_Short problem_. Copy the data that follows exactly. Include no pictures.

-=-=-=-=-

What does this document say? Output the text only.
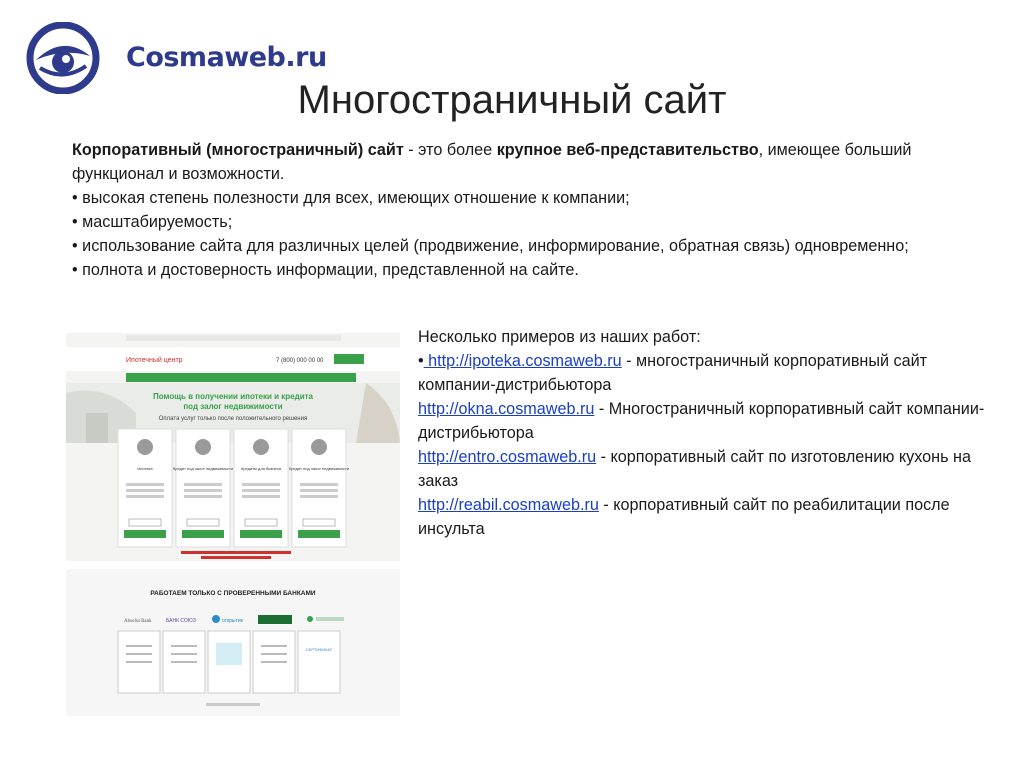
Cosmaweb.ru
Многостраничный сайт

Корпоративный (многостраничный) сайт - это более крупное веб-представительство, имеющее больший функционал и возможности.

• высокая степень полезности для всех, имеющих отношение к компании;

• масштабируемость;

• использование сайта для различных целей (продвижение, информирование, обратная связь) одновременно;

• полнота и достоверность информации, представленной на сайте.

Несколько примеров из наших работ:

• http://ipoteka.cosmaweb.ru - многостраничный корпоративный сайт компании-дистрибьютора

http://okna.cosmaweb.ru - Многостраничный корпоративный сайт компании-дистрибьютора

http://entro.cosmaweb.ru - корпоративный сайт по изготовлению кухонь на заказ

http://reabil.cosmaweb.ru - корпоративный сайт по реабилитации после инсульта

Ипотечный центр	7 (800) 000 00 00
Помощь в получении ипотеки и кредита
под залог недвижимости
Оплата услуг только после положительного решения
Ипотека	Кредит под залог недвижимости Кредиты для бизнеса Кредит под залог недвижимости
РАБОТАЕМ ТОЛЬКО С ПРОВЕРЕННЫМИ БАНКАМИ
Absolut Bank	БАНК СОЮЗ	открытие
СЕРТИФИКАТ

-=-=-=-=-

_Output below_.
What does this document say? Output the text only.
Cosmaweb.ru
Многостраничный сайт

Корпоративный (многостраничный) сайт - это более крупное веб-представительство, имеющее больший функционал и возможности.

• высокая степень полезности для всех, имеющих отношение к компании;

• масштабируемость;

• использование сайта для различных целей (продвижение, информирование, обратная связь) одновременно;

• полнота и достоверность информации, представленной на сайте.

Несколько примеров из наших работ:

• http://ipoteka.cosmaweb.ru - многостраничный корпоративный сайт компании-дистрибьютора

http://okna.cosmaweb.ru - Многостраничный корпоративный сайт компании-дистрибьютора

http://entro.cosmaweb.ru - корпоративный сайт по изготовлению кухонь на заказ

http://reabil.cosmaweb.ru - корпоративный сайт по реабилитации после инсульта

Ипотечный центр	7 (800) 000 00 00
Помощь в получении ипотеки и кредита
под залог недвижимости
Оплата услуг только после положительного решения
Ипотека	Кредит под залог недвижимости Кредиты для бизнеса Кредит под залог недвижимости
РАБОТАЕМ ТОЛЬКО С ПРОВЕРЕННЫМИ БАНКАМИ
Absolut Bank	БАНК СОЮЗ	открытие
СЕРТИФИКАТ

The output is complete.